▸ DIRECTIVE
Go through the data below line by line and count those containing the word "injury". Reply with the count only.

▸ MATERIAL FOR THIS EXERCISE

== == ==

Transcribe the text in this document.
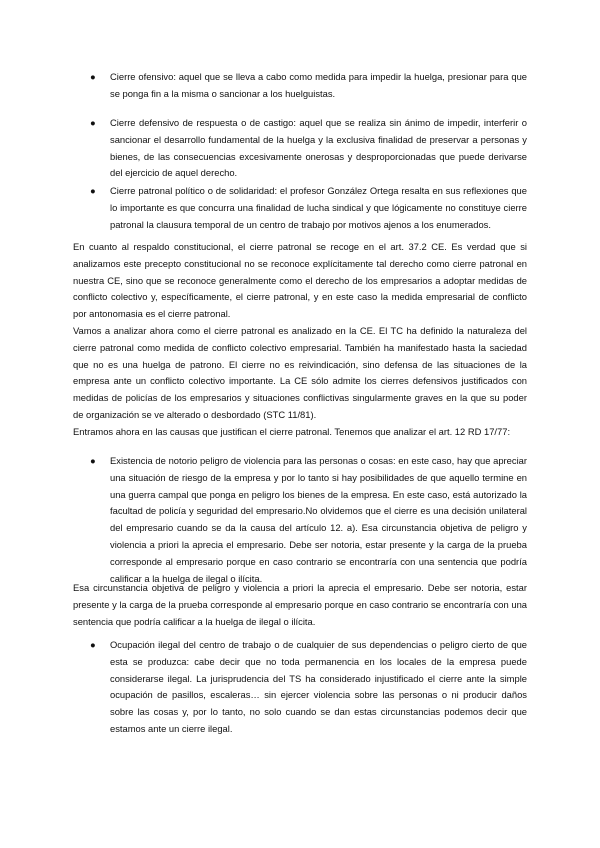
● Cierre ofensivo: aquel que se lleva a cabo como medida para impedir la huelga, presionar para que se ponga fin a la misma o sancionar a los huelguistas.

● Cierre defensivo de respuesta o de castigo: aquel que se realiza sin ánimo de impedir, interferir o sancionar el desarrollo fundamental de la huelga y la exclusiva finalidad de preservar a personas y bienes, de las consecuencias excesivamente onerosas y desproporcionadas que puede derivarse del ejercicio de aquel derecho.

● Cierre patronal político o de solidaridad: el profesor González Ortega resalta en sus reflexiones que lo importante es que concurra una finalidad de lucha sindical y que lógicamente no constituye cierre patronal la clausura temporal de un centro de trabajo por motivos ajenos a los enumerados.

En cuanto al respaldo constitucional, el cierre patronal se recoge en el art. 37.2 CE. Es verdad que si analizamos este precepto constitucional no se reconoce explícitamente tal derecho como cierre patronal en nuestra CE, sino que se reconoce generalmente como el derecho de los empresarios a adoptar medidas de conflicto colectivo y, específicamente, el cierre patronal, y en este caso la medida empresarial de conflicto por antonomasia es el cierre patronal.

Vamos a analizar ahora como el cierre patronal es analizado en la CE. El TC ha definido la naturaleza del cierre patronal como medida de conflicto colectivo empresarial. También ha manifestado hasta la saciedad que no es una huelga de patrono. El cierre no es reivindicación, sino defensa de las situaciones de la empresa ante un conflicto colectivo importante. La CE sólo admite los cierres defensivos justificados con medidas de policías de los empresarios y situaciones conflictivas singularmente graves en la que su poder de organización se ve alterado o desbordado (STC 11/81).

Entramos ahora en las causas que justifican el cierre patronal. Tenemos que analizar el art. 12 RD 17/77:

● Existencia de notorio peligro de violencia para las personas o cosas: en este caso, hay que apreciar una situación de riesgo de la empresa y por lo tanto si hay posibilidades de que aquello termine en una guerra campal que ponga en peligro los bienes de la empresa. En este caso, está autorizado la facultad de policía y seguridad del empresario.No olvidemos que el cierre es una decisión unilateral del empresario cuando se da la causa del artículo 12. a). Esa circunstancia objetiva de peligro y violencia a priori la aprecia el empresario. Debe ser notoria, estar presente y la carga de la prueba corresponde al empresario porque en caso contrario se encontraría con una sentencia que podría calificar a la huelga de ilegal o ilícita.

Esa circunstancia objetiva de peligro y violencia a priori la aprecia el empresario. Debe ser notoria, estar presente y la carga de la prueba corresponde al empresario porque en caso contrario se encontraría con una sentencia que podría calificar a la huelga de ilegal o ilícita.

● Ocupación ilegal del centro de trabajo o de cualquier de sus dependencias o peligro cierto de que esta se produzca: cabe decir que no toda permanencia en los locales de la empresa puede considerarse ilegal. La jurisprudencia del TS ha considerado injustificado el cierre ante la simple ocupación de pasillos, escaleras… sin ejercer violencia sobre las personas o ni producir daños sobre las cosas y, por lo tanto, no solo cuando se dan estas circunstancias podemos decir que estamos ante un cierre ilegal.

== == ==

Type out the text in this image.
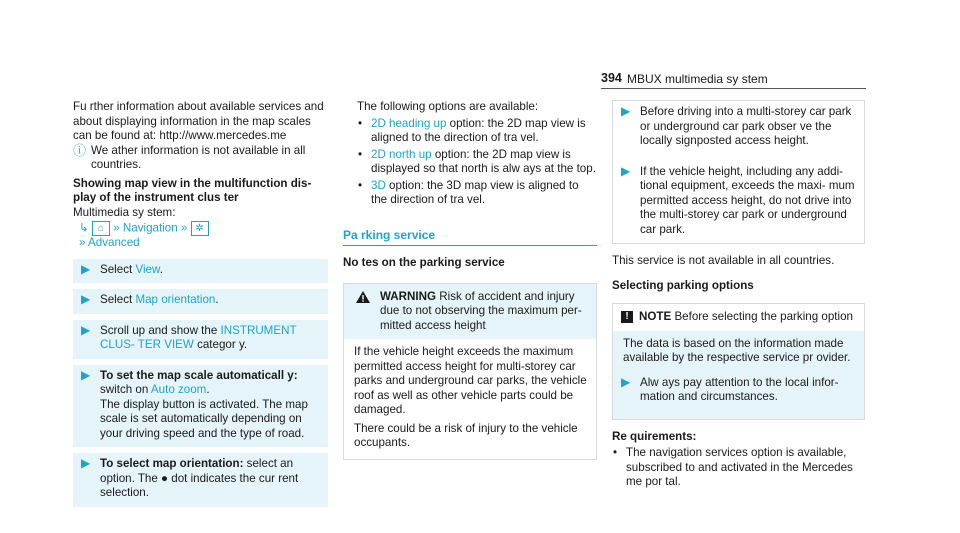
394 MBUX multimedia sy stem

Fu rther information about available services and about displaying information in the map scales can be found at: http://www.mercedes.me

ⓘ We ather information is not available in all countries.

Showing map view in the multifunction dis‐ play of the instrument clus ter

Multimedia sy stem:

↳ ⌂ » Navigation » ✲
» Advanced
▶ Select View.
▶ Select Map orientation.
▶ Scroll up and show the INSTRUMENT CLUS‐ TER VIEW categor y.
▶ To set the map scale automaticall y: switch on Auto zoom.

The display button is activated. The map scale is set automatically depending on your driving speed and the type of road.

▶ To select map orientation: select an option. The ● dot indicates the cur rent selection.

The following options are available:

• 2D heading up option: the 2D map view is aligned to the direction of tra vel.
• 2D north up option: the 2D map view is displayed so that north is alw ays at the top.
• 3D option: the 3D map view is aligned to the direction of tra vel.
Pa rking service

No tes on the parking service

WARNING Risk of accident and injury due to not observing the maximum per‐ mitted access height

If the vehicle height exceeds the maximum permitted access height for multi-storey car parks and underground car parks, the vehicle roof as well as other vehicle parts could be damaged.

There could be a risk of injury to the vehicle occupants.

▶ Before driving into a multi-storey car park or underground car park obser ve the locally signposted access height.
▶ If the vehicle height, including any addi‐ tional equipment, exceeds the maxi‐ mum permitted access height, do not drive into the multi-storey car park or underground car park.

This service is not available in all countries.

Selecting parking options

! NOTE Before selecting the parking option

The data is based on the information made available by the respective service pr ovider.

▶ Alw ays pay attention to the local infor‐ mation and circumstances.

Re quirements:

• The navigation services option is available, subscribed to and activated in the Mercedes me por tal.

== == ==

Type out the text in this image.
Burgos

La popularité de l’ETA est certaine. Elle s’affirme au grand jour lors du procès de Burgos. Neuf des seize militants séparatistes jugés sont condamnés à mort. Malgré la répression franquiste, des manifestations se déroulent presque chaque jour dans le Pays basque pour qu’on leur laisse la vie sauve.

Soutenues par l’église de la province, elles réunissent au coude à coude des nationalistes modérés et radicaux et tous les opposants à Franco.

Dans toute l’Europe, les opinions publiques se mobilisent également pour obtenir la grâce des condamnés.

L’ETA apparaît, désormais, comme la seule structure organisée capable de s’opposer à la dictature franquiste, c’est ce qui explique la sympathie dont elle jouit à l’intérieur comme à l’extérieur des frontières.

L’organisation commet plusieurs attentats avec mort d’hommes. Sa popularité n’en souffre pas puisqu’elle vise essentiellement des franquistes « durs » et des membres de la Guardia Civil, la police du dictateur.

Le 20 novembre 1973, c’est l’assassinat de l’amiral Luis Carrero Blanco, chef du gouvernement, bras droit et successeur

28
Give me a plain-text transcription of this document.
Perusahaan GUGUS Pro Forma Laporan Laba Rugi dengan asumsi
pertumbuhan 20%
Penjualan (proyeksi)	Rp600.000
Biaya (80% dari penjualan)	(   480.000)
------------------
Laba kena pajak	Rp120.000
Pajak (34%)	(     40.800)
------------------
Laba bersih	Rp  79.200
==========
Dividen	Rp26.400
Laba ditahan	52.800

== == ==

▸ PROBLEM SOLUTION
2